Spot each line that carries the word "structured"; copy those lines.

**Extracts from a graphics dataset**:
· · · · ·
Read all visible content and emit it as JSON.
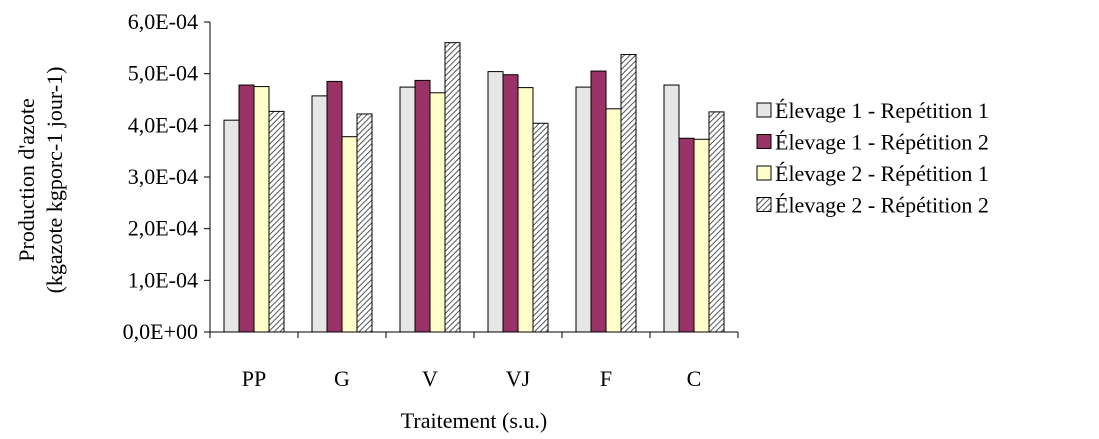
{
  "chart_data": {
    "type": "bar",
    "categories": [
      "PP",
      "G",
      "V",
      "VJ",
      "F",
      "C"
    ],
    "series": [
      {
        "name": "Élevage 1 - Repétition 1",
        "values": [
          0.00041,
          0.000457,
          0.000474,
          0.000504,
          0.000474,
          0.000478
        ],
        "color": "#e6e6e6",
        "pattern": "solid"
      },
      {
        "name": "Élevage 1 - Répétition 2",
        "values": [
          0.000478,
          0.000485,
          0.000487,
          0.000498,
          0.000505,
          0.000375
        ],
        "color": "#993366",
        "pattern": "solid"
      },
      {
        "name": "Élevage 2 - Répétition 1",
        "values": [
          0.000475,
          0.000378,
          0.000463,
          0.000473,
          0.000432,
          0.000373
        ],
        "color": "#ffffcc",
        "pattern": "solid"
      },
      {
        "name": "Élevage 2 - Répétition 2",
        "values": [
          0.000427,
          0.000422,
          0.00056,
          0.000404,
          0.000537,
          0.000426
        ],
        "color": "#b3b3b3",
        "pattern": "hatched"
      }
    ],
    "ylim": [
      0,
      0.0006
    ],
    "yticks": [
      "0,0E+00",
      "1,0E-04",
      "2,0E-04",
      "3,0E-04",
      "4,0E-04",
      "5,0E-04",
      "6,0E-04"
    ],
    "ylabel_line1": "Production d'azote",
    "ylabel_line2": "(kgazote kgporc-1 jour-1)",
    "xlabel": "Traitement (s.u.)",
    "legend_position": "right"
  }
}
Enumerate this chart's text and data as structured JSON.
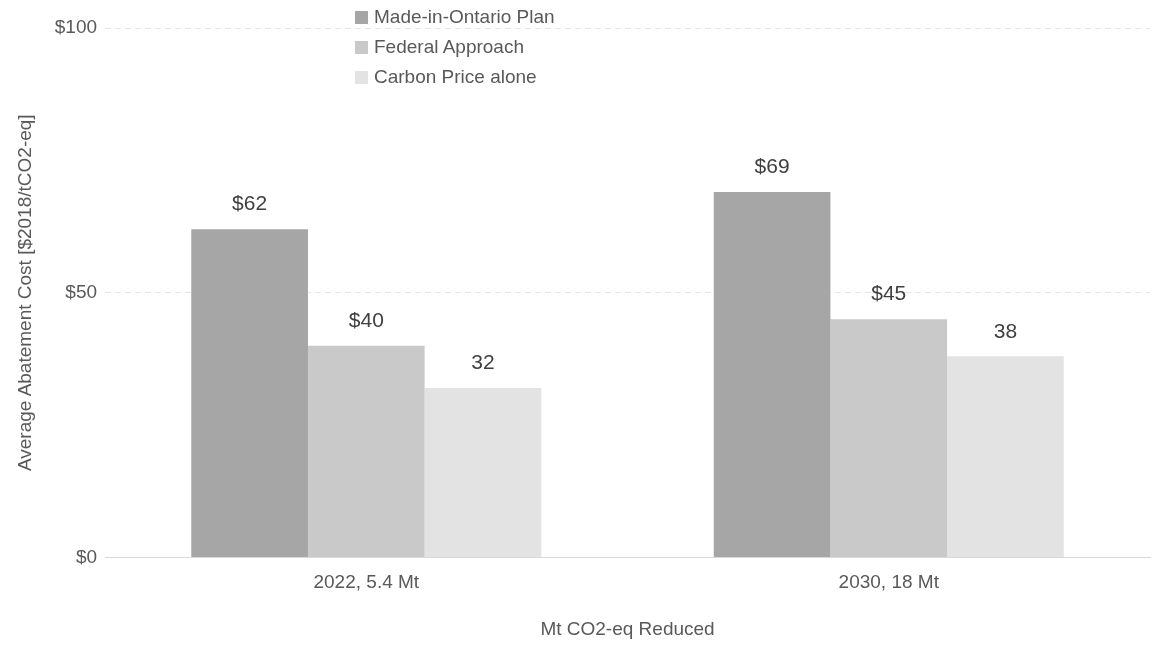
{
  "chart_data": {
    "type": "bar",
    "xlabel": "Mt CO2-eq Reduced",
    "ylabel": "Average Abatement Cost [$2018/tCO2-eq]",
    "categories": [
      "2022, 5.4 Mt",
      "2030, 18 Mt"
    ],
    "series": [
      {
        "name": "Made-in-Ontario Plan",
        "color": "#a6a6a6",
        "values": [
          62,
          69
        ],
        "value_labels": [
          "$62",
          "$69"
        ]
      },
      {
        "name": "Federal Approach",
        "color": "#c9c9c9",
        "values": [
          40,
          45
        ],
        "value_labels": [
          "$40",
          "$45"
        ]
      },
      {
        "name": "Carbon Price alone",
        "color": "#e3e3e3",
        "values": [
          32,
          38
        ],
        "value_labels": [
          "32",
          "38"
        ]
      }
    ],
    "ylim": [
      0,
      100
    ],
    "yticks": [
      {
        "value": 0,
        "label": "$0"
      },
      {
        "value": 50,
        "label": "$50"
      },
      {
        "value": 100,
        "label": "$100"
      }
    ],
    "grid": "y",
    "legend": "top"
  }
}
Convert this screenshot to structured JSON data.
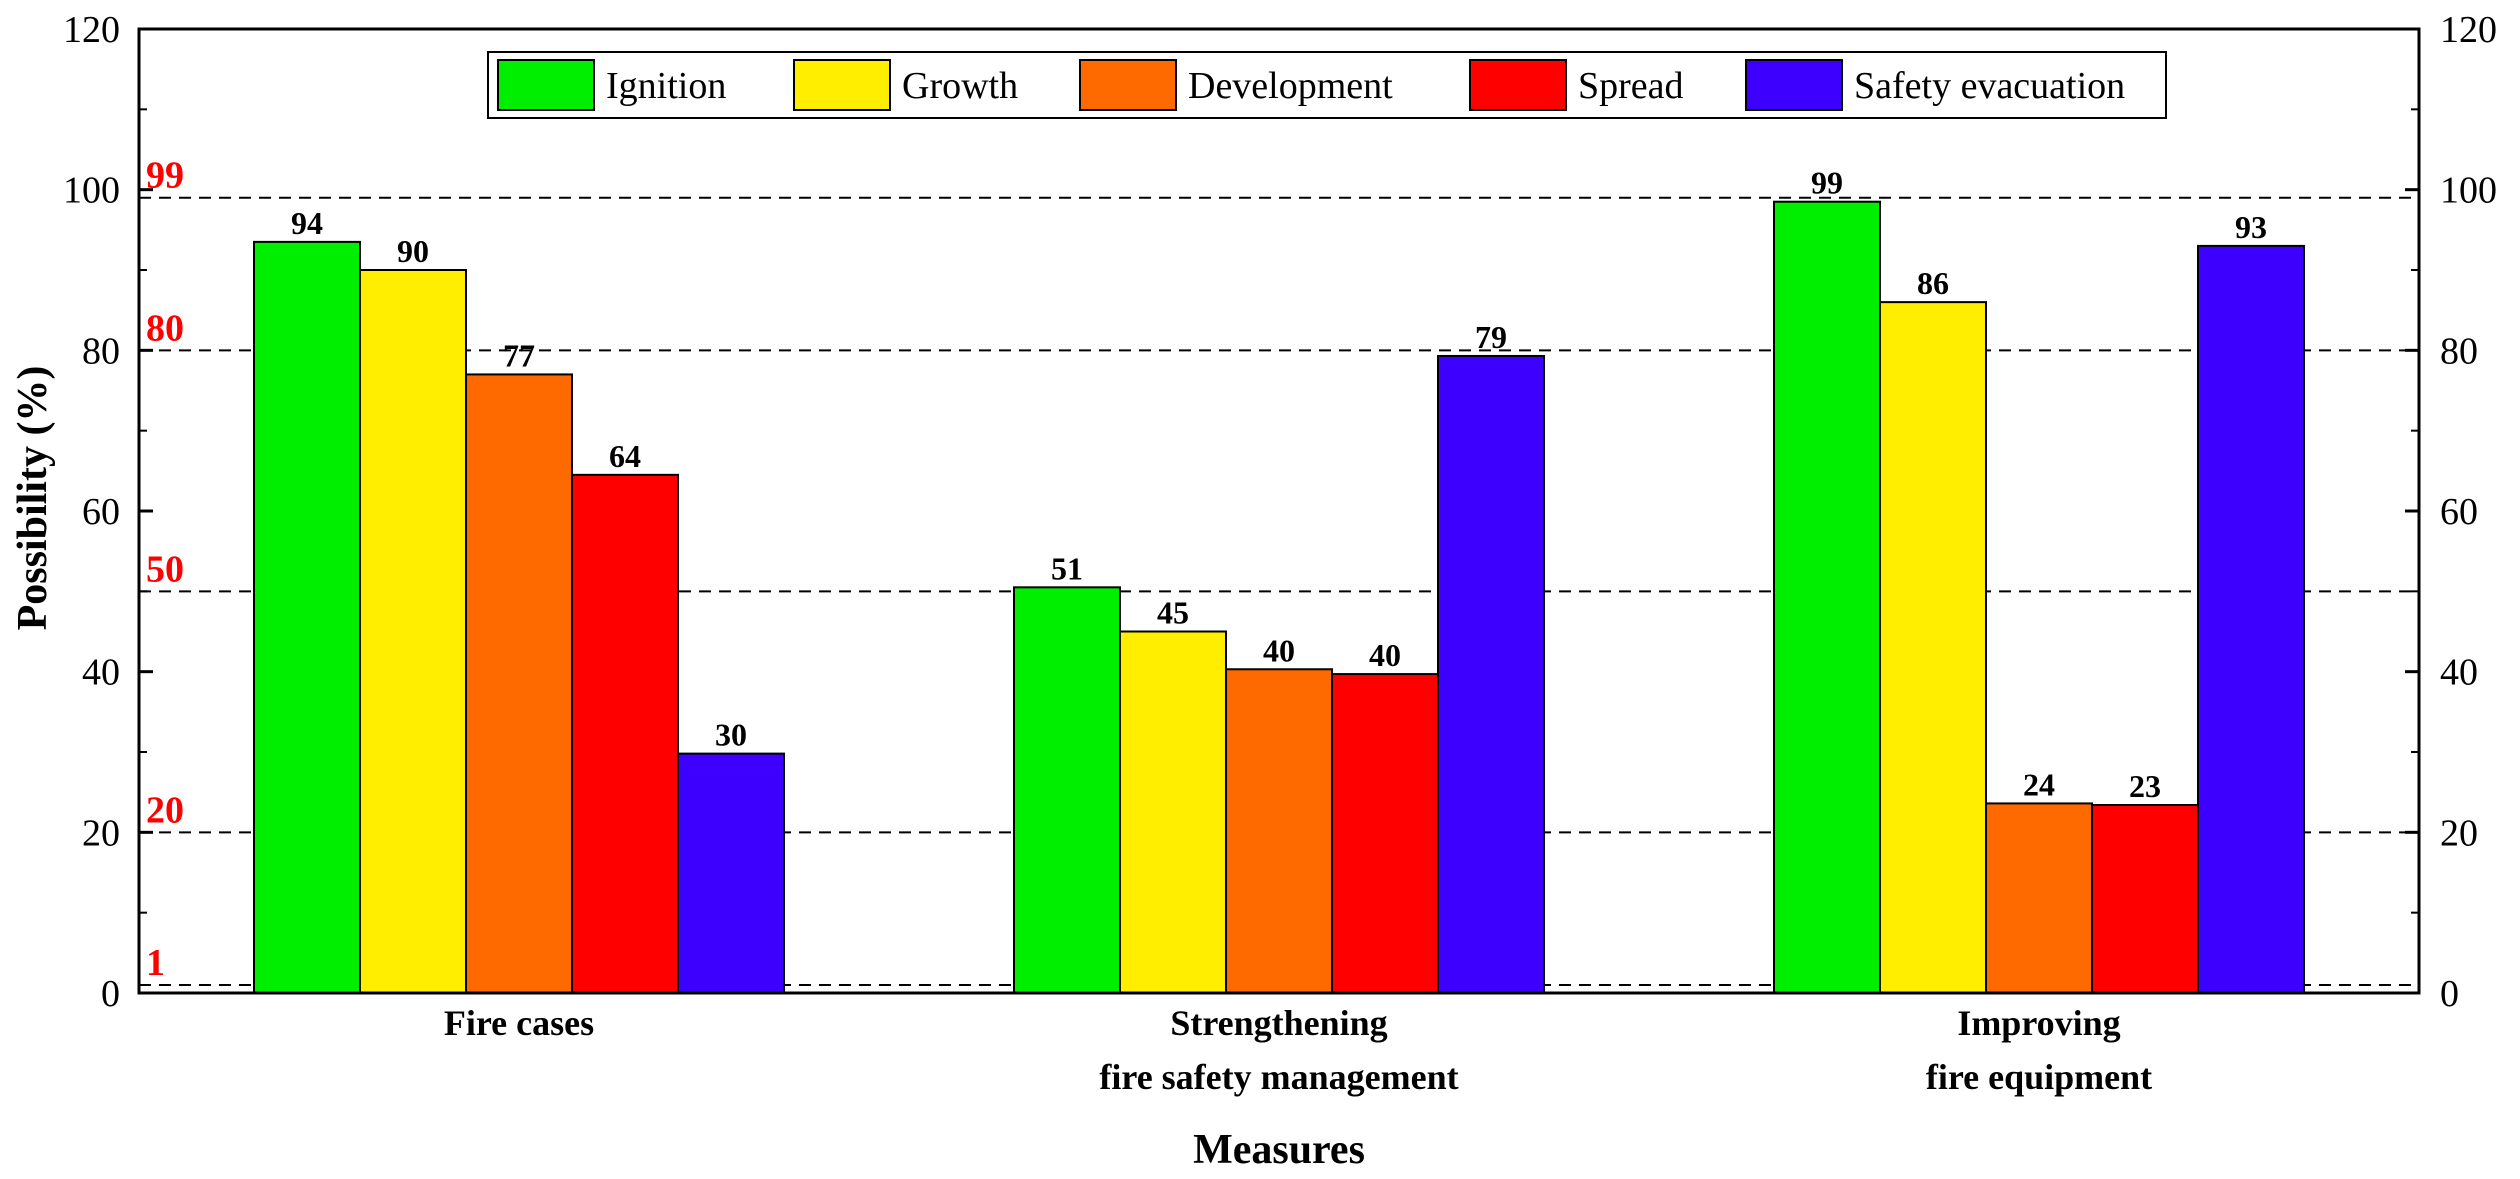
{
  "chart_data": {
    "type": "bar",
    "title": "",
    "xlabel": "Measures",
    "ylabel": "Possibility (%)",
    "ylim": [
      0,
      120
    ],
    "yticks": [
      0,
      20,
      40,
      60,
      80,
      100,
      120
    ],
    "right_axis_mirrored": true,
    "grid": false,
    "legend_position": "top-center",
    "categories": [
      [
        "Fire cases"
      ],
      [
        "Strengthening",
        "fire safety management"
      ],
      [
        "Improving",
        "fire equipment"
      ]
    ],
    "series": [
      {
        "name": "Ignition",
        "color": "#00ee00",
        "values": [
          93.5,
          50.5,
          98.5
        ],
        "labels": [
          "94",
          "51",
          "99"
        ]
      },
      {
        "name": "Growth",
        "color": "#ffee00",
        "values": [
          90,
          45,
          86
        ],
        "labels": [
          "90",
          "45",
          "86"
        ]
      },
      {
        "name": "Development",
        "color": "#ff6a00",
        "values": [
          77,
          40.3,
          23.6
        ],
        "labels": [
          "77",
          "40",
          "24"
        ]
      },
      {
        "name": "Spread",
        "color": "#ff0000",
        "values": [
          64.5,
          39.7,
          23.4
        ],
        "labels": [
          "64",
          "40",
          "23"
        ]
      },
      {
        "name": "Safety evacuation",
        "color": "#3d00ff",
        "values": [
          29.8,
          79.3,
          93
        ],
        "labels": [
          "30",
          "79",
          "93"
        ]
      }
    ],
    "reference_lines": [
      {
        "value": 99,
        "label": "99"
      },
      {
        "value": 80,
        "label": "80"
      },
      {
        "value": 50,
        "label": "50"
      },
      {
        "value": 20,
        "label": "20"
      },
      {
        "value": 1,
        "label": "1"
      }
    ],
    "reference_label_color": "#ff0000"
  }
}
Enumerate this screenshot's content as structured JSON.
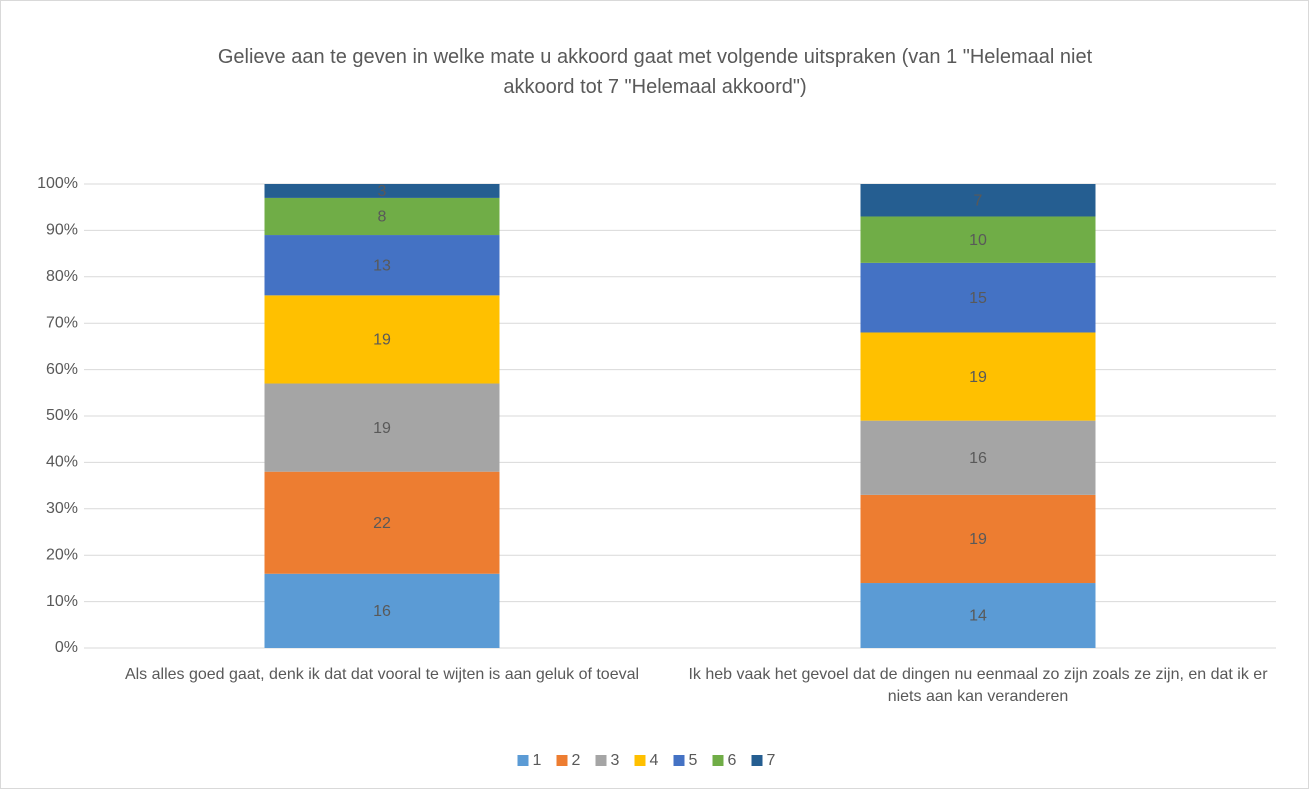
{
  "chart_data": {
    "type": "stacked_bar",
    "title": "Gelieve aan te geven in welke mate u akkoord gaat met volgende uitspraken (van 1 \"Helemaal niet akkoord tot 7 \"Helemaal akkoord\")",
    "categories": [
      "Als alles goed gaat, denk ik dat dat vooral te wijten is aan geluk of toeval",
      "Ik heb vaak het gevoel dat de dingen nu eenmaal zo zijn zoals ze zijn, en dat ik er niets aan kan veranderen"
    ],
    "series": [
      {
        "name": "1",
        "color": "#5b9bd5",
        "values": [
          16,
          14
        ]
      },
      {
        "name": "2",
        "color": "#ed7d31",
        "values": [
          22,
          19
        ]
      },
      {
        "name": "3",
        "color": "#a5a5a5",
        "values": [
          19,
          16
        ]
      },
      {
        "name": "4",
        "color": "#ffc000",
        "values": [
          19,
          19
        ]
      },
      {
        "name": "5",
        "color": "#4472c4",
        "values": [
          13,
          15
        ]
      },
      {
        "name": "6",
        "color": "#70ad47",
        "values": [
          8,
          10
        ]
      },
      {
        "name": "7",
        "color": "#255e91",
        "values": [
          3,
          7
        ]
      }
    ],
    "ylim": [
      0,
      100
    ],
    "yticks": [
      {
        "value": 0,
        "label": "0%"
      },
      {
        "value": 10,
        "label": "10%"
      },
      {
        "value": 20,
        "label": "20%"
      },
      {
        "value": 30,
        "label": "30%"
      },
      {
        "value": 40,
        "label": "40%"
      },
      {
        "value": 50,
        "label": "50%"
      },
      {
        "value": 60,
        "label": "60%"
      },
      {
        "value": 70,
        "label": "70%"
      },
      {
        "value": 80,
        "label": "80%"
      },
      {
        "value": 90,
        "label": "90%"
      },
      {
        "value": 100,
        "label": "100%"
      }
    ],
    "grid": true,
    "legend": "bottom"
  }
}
· · · · ·
**Worked solution**:
Enumerate this chart's text and data as structured JSON.
Convert this screenshot to structured JSON data.
Enumerate this screenshot's content as structured JSON.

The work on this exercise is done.